[Task directions]
Wherever a line below holds the word "tickets", copy that line.

[Extracted records]
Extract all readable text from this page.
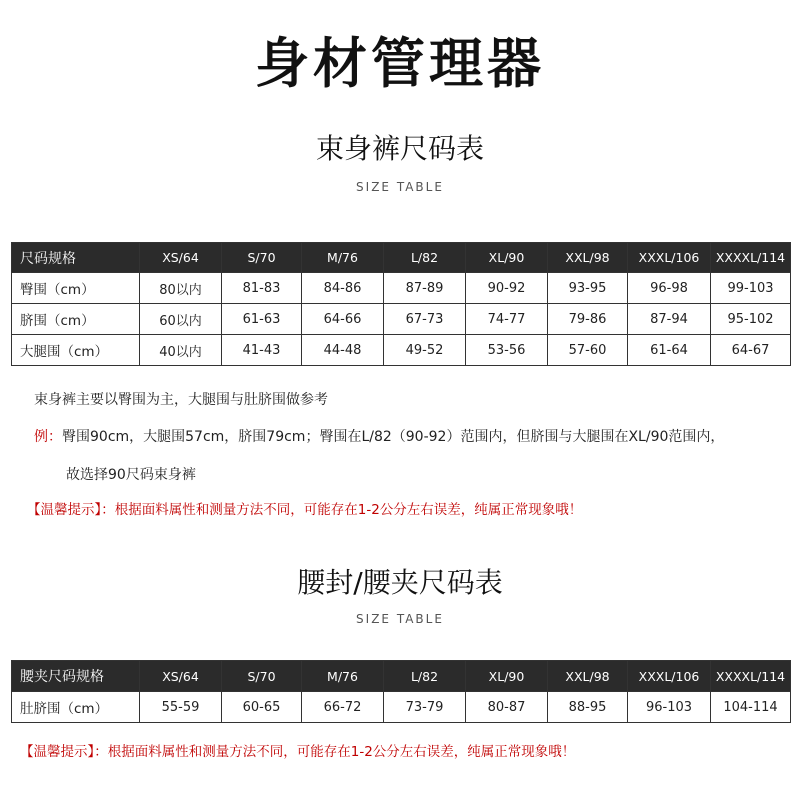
身材管理器
束身裤尺码表
SIZE TABLE
尺码规格	XS/64	S/70	M/76	L/82	XL/90	XXL/98	XXXL/106	XXXXL/114
臀围（cm）	80以内	81-83	84-86	87-89	90-92	93-95	96-98	99-103
脐围（cm）	60以内	61-63	64-66	67-73	74-77	79-86	87-94	95-102
大腿围（cm）	40以内	41-43	44-48	49-52	53-56	57-60	61-64	64-67
束身裤主要以臀围为主，大腿围与肚脐围做参考
例：臀围90cm，大腿围57cm，脐围79cm；臀围在L/82（90-92）范围内，但脐围与大腿围在XL/90范围内，
故选择90尺码束身裤
【温馨提示】：根据面料属性和测量方法不同，可能存在1-2公分左右误差，纯属正常现象哦！
腰封/腰夹尺码表
SIZE TABLE
腰夹尺码规格	XS/64	S/70	M/76	L/82	XL/90	XXL/98	XXXL/106	XXXXL/114
肚脐围（cm）	55-59	60-65	66-72	73-79	80-87	88-95	96-103	104-114
【温馨提示】：根据面料属性和测量方法不同，可能存在1-2公分左右误差，纯属正常现象哦！
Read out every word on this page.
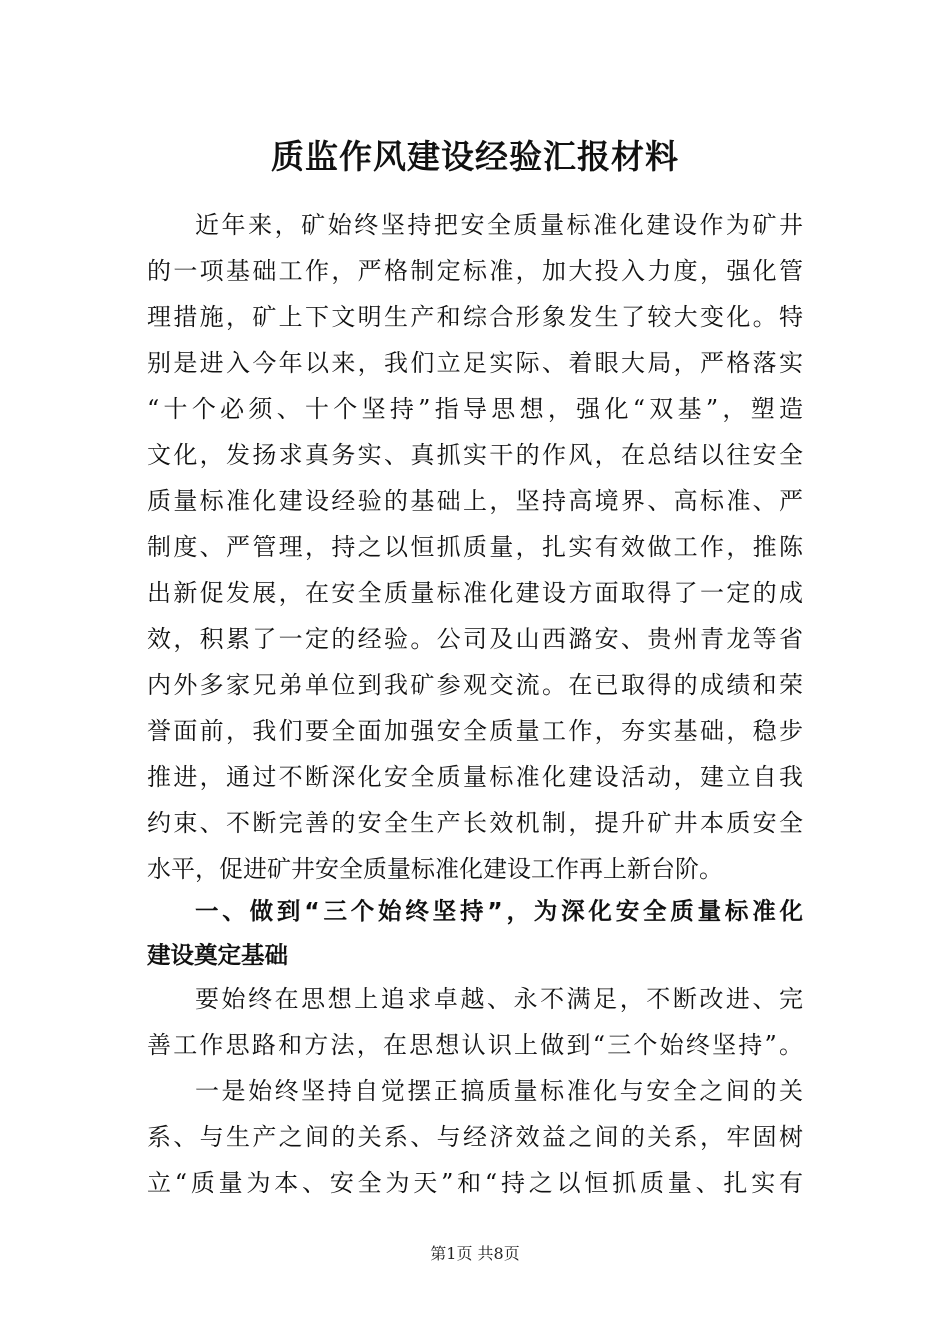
质监作风建设经验汇报材料
近年来，矿始终坚持把安全质量标准化建设作为矿井
的一项基础工作，严格制定标准，加大投入力度，强化管
理措施，矿上下文明生产和综合形象发生了较大变化。特
别是进入今年以来，我们立足实际、着眼大局，严格落实
“十个必须、十个坚持”指导思想，强化“双基”，塑造
文化，发扬求真务实、真抓实干的作风，在总结以往安全
质量标准化建设经验的基础上，坚持高境界、高标准、严
制度、严管理，持之以恒抓质量，扎实有效做工作，推陈
出新促发展，在安全质量标准化建设方面取得了一定的成
效，积累了一定的经验。公司及山西潞安、贵州青龙等省
内外多家兄弟单位到我矿参观交流。在已取得的成绩和荣
誉面前，我们要全面加强安全质量工作，夯实基础，稳步
推进，通过不断深化安全质量标准化建设活动，建立自我
约束、不断完善的安全生产长效机制，提升矿井本质安全
水平，促进矿井安全质量标准化建设工作再上新台阶。
一、做到“三个始终坚持”，为深化安全质量标准化
建设奠定基础
要始终在思想上追求卓越、永不满足，不断改进、完
善工作思路和方法，在思想认识上做到“三个始终坚持”。
一是始终坚持自觉摆正搞质量标准化与安全之间的关
系、与生产之间的关系、与经济效益之间的关系，牢固树
立“质量为本、安全为天”和“持之以恒抓质量、扎实有
第1页 共8页
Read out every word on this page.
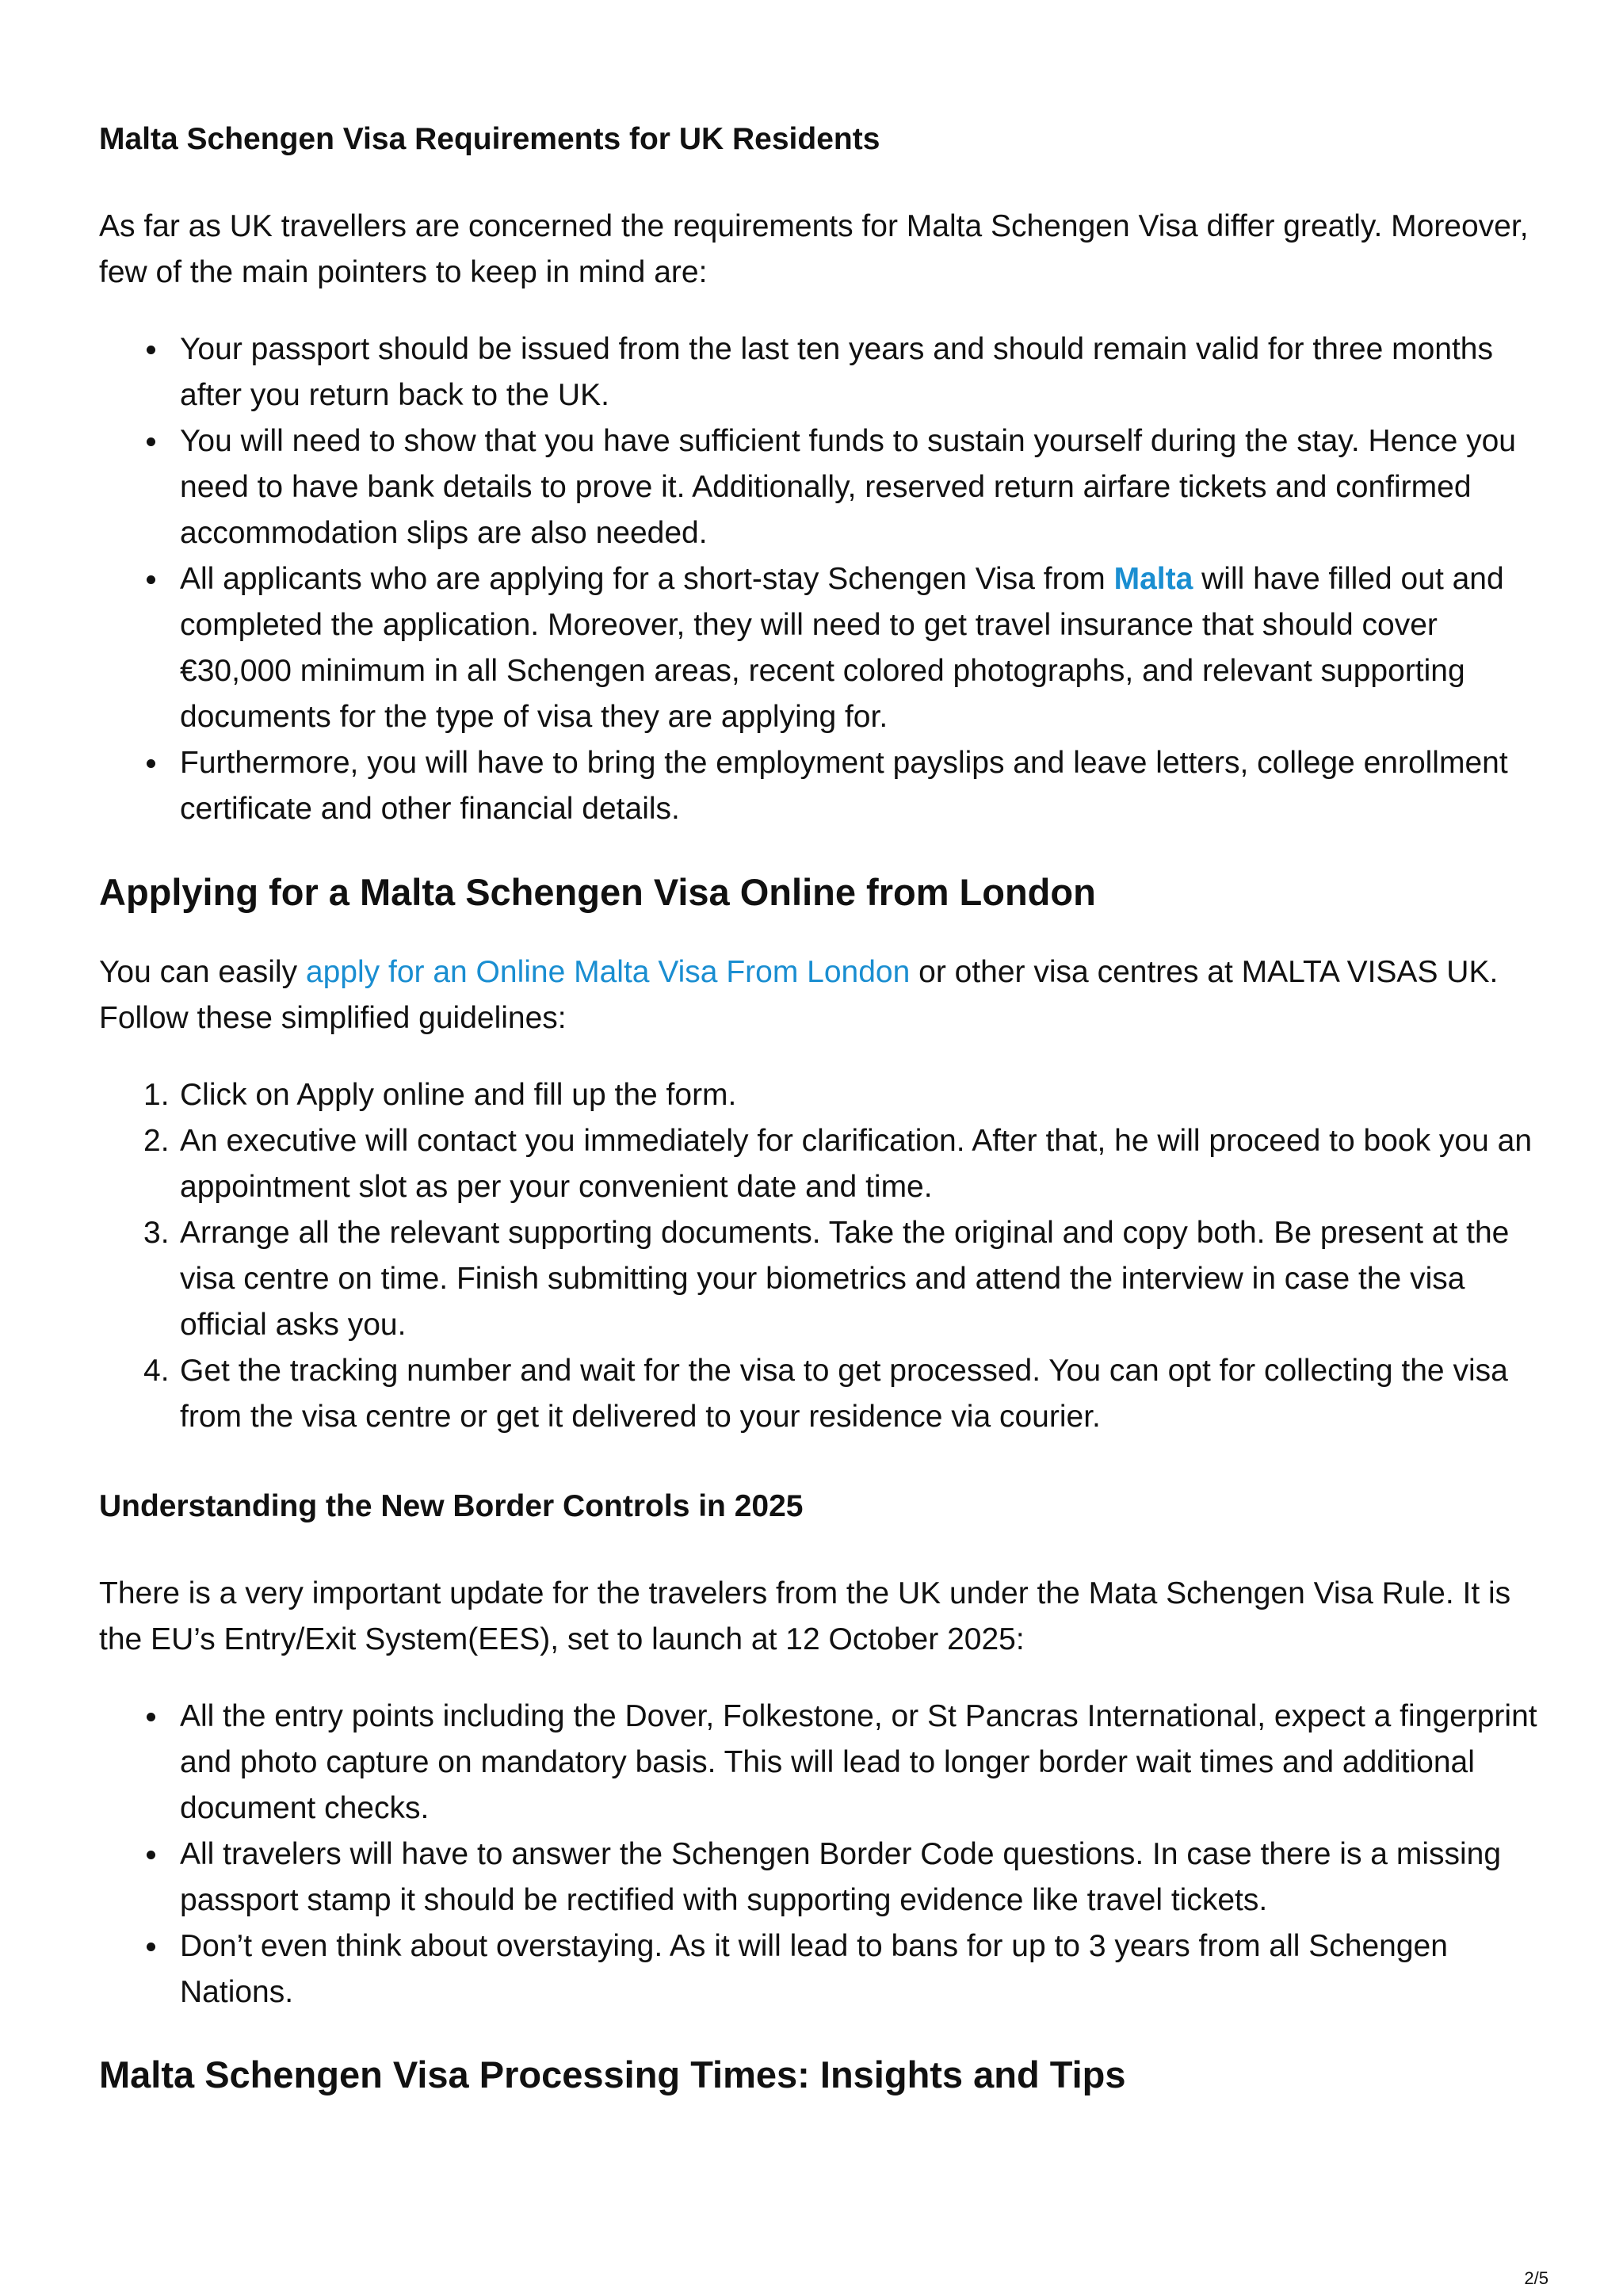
Malta Schengen Visa Requirements for UK Residents

As far as UK travellers are concerned the requirements for Malta Schengen Visa differ greatly. Moreover, few of the main pointers to keep in mind are:

Your passport should be issued from the last ten years and should remain valid for three months after you return back to the UK.
You will need to show that you have sufficient funds to sustain yourself during the stay. Hence you need to have bank details to prove it. Additionally, reserved return airfare tickets and confirmed accommodation slips are also needed.
All applicants who are applying for a short-stay Schengen Visa from Malta will have filled out and completed the application. Moreover, they will need to get travel insurance that should cover €30,000 minimum in all Schengen areas, recent colored photographs, and relevant supporting documents for the type of visa they are applying for.
Furthermore, you will have to bring the employment payslips and leave letters, college enrollment certificate and other financial details.
Applying for a Malta Schengen Visa Online from London

You can easily apply for an Online Malta Visa From London or other visa centres at MALTA VISAS UK. Follow these simplified guidelines:

1. Click on Apply online and fill up the form.
2. An executive will contact you immediately for clarification. After that, he will proceed to book you an appointment slot as per your convenient date and time.
3. Arrange all the relevant supporting documents. Take the original and copy both. Be present at the visa centre on time. Finish submitting your biometrics and attend the interview in case the visa official asks you.
4. Get the tracking number and wait for the visa to get processed. You can opt for collecting the visa from the visa centre or get it delivered to your residence via courier.
Understanding the New Border Controls in 2025

There is a very important update for the travelers from the UK under the Mata Schengen Visa Rule. It is the EU’s Entry/Exit System(EES), set to launch at 12 October 2025:

All the entry points including the Dover, Folkestone, or St Pancras International, expect a fingerprint and photo capture on mandatory basis. This will lead to longer border wait times and additional document checks.
All travelers will have to answer the Schengen Border Code questions. In case there is a missing passport stamp it should be rectified with supporting evidence like travel tickets.
Don’t even think about overstaying. As it will lead to bans for up to 3 years from all Schengen Nations.
Malta Schengen Visa Processing Times: Insights and Tips
2/5
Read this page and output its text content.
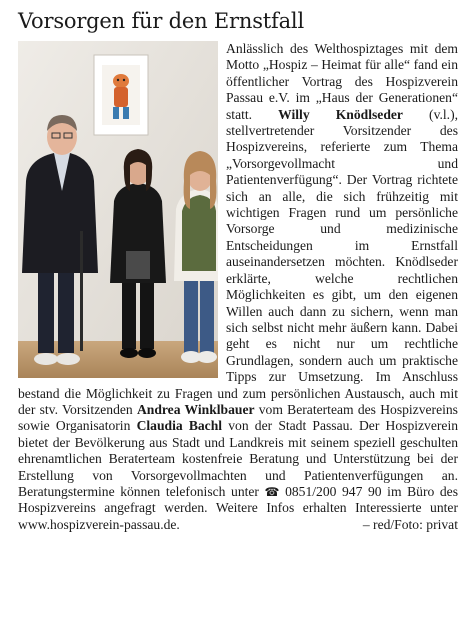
Vorsorgen für den Ernstfall

Anlässlich des Welthospiztages mit dem Motto „Hospiz – Heimat für alle“ fand ein öffentlicher Vortrag des Hospizverein Passau e.V. im „Haus der Generationen“ statt. Willy Knödlseder (v.l.), stellvertretender Vorsitzender des Hospizvereins, referierte zum Thema „Vorsorgevollmacht und Patientenverfügung“. Der Vortrag richtete sich an alle, die sich frühzeitig mit wichtigen Fragen rund um persönliche Vorsorge und medizinische Entscheidungen im Ernstfall auseinandersetzen möchten. Knödlseder erklärte, welche rechtlichen Möglichkeiten es gibt, um den eigenen Willen auch dann zu sichern, wenn man sich selbst nicht mehr äußern kann. Dabei geht es nicht nur um rechtliche Grundlagen, sondern auch um praktische Tipps zur Umsetzung. Im Anschluss bestand die Möglichkeit zu Fragen und zum persönlichen Austausch, auch mit der stv. Vorsitzenden Andrea Winklbauer vom Beraterteam des Hospizvereins sowie Organisatorin Claudia Bachl von der Stadt Passau. Der Hospizverein bietet der Bevölkerung aus Stadt und Landkreis mit seinem speziell geschulten ehrenamtlichen Beraterteam kostenfreie Beratung und Unterstützung bei der Erstellung von Vorsorgevollmachten und Patientenverfügungen an. Beratungstermine können telefonisch unter ☎ 0851/200 947 90 im Büro des Hospizvereins angefragt werden. Weitere Infos erhalten Interessierte unter www.hospizverein-passau.de.	– red/Foto: privat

[Finished exercise]
You will need to show that you have sufficient funds to sustain yourself during the stay. Hence you need to have bank details to prove it. Additionally, reserved return airfare tickets and confirmed accommodation slips are also needed.
All travelers will have to answer the Schengen Border Code questions. In case there is a missing passport stamp it should be rectified with supporting evidence like travel tickets.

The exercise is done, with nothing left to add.